**Requirements**. List each line holding the string "JSON".

Structured figure records:
---
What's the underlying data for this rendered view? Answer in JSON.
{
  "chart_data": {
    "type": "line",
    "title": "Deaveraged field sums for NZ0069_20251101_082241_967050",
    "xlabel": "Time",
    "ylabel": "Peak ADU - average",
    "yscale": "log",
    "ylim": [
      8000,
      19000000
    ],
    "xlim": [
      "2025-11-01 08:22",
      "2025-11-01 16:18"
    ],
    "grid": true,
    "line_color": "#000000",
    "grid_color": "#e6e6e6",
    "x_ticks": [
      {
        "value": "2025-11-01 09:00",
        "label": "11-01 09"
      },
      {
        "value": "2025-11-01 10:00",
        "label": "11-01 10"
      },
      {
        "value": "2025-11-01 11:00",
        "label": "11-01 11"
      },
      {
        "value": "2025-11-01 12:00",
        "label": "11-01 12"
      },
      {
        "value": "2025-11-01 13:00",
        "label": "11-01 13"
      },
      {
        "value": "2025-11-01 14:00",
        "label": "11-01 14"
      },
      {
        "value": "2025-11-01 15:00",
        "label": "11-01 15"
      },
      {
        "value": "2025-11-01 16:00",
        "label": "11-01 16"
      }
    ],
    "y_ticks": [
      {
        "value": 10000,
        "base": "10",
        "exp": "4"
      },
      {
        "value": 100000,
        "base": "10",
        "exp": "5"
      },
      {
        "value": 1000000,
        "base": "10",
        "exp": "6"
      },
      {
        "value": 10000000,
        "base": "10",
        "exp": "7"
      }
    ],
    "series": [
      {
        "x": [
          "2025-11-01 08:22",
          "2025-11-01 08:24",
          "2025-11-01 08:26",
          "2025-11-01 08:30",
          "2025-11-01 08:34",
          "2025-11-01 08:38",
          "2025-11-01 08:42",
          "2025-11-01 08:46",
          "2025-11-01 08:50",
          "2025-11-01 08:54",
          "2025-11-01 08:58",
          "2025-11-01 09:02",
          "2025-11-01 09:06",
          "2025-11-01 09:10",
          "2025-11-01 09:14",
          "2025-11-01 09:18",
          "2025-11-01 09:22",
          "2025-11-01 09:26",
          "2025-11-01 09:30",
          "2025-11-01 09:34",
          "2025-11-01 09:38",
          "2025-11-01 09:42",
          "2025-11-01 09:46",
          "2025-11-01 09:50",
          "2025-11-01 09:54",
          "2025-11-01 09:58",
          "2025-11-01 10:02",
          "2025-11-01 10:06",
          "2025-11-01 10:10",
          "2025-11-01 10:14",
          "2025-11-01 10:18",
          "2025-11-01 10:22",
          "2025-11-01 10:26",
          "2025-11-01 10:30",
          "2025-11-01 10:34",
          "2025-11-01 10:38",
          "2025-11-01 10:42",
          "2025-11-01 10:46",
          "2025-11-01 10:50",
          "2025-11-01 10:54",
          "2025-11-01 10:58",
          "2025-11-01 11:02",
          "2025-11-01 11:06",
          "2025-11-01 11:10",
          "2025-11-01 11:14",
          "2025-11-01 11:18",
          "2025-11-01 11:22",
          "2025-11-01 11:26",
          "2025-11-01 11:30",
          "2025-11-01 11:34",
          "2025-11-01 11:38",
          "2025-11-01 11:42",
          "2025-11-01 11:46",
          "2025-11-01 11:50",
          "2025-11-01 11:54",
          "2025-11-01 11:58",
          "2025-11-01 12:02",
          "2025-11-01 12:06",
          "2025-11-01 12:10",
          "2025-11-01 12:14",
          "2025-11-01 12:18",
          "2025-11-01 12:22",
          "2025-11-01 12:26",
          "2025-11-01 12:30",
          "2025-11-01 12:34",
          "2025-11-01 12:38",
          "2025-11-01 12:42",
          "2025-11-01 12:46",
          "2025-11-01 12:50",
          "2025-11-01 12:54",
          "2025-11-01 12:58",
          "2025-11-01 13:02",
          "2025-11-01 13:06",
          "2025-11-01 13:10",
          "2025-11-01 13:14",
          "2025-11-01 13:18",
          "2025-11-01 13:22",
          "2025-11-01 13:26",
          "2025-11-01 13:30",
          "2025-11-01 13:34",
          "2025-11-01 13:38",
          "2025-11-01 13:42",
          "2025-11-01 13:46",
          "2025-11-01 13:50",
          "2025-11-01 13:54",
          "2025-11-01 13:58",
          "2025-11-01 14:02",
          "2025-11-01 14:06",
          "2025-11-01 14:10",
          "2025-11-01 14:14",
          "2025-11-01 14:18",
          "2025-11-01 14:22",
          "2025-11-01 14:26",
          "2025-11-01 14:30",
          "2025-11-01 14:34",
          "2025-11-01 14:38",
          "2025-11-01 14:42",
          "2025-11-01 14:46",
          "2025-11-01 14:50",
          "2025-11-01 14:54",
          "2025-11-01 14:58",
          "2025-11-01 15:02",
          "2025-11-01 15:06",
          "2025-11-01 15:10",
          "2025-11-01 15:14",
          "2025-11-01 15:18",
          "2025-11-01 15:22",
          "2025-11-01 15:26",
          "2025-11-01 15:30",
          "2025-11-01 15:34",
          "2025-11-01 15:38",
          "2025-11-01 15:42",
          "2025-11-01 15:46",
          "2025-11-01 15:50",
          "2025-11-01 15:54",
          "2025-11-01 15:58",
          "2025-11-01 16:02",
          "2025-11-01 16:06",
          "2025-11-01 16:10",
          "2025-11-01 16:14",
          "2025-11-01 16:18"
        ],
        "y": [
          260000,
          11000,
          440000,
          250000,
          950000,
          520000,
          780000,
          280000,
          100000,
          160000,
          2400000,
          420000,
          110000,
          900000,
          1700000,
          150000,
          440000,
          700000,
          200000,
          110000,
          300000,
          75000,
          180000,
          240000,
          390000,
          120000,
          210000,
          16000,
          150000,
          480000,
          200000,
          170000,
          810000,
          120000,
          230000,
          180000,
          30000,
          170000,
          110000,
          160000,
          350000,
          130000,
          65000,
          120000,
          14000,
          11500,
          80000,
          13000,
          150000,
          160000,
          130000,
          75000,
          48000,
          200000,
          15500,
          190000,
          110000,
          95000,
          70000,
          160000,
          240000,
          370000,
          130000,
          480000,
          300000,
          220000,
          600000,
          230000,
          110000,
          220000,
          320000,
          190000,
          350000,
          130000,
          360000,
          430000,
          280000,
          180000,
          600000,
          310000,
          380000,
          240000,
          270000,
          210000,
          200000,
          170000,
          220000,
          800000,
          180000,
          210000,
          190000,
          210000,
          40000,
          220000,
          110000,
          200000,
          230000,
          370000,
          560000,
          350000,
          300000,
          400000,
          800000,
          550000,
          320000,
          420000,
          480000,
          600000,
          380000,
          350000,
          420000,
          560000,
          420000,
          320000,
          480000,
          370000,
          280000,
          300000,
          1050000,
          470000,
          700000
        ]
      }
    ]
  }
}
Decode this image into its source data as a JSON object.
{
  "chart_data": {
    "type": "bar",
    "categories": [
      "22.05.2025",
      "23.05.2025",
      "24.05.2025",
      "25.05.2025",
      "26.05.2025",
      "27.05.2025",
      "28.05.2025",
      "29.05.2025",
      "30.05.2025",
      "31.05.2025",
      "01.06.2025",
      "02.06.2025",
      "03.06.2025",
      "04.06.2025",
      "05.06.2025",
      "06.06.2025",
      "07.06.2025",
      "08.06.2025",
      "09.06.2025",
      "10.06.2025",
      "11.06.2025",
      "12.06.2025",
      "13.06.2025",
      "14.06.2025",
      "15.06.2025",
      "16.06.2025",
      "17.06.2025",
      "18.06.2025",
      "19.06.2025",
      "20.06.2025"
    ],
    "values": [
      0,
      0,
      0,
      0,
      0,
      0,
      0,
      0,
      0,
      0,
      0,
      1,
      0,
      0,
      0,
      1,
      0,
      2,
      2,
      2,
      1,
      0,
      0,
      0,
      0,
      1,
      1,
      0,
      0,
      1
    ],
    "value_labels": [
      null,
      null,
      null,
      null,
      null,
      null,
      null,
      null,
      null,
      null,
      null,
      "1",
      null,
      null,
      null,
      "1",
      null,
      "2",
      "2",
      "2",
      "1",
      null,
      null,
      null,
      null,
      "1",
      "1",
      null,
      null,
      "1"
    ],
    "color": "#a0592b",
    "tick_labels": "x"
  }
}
---
**Task response**.
What's the underlying data for this rendered view? Answer in JSON.
Decode this image into its source data as a JSON object.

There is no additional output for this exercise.